### Problem details
Pictures within the data are to be left out; everything else must be reproduced exactly.

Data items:
════
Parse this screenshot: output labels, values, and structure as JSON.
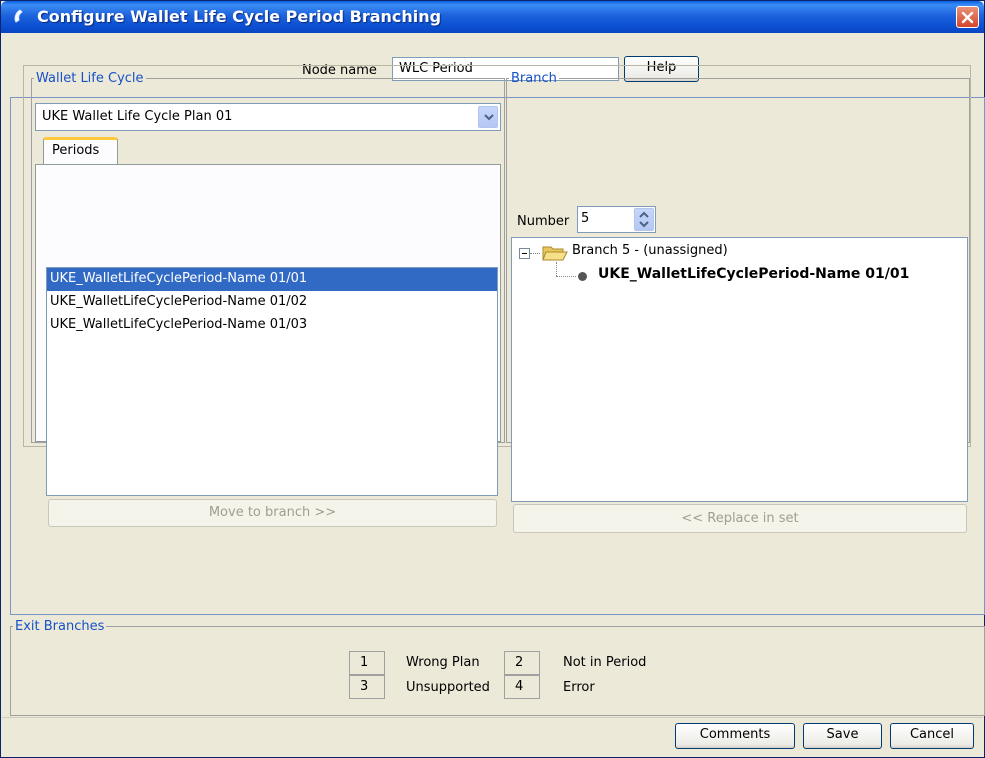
{
  "window": {
    "title": "Configure Wallet Life Cycle Period Branching"
  },
  "node": {
    "label": "Node name",
    "value": "WLC Period",
    "help_label": "Help"
  },
  "wallet_life_cycle": {
    "legend": "Wallet Life Cycle",
    "plan_selected": "UKE Wallet Life Cycle Plan 01",
    "tab_label": "Periods",
    "periods": [
      {
        "label": "UKE_WalletLifeCyclePeriod-Name 01/01",
        "selected": true
      },
      {
        "label": "UKE_WalletLifeCyclePeriod-Name 01/02",
        "selected": false
      },
      {
        "label": "UKE_WalletLifeCyclePeriod-Name 01/03",
        "selected": false
      }
    ],
    "move_button": "Move to branch >>"
  },
  "branch": {
    "legend": "Branch",
    "number_label": "Number",
    "number_value": "5",
    "tree_root": "Branch 5 - (unassigned)",
    "tree_leaf": "UKE_WalletLifeCyclePeriod-Name 01/01",
    "replace_button": "<< Replace in set"
  },
  "exit_branches": {
    "legend": "Exit Branches",
    "items": [
      {
        "num": "1",
        "label": "Wrong Plan"
      },
      {
        "num": "2",
        "label": "Not in Period"
      },
      {
        "num": "3",
        "label": "Unsupported"
      },
      {
        "num": "4",
        "label": "Error"
      }
    ]
  },
  "footer": {
    "comments": "Comments",
    "save": "Save",
    "cancel": "Cancel"
  },
  "colors": {
    "title_bar": "#0b4fd1",
    "selection": "#316ac5",
    "legend": "#1651c8",
    "tab_highlight": "#ffc83c"
  }
}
════
### Result of the exercise
Parse this screenshot: output labels, values, and structure as JSON.
{
  "window": {
    "title": "Configure Wallet Life Cycle Period Branching"
  },
  "node": {
    "label": "Node name",
    "value": "WLC Period",
    "help_label": "Help"
  },
  "wallet_life_cycle": {
    "legend": "Wallet Life Cycle",
    "plan_selected": "UKE Wallet Life Cycle Plan 01",
    "tab_label": "Periods",
    "periods": [
      {
        "label": "UKE_WalletLifeCyclePeriod-Name 01/01",
        "selected": true
      },
      {
        "label": "UKE_WalletLifeCyclePeriod-Name 01/02",
        "selected": false
      },
      {
        "label": "UKE_WalletLifeCyclePeriod-Name 01/03",
        "selected": false
      }
    ],
    "move_button": "Move to branch >>"
  },
  "branch": {
    "legend": "Branch",
    "number_label": "Number",
    "number_value": "5",
    "tree_root": "Branch 5 - (unassigned)",
    "tree_leaf": "UKE_WalletLifeCyclePeriod-Name 01/01",
    "replace_button": "<< Replace in set"
  },
  "exit_branches": {
    "legend": "Exit Branches",
    "items": [
      {
        "num": "1",
        "label": "Wrong Plan"
      },
      {
        "num": "2",
        "label": "Not in Period"
      },
      {
        "num": "3",
        "label": "Unsupported"
      },
      {
        "num": "4",
        "label": "Error"
      }
    ]
  },
  "footer": {
    "comments": "Comments",
    "save": "Save",
    "cancel": "Cancel"
  },
  "colors": {
    "title_bar": "#0b4fd1",
    "selection": "#316ac5",
    "legend": "#1651c8",
    "tab_highlight": "#ffc83c"
  }
}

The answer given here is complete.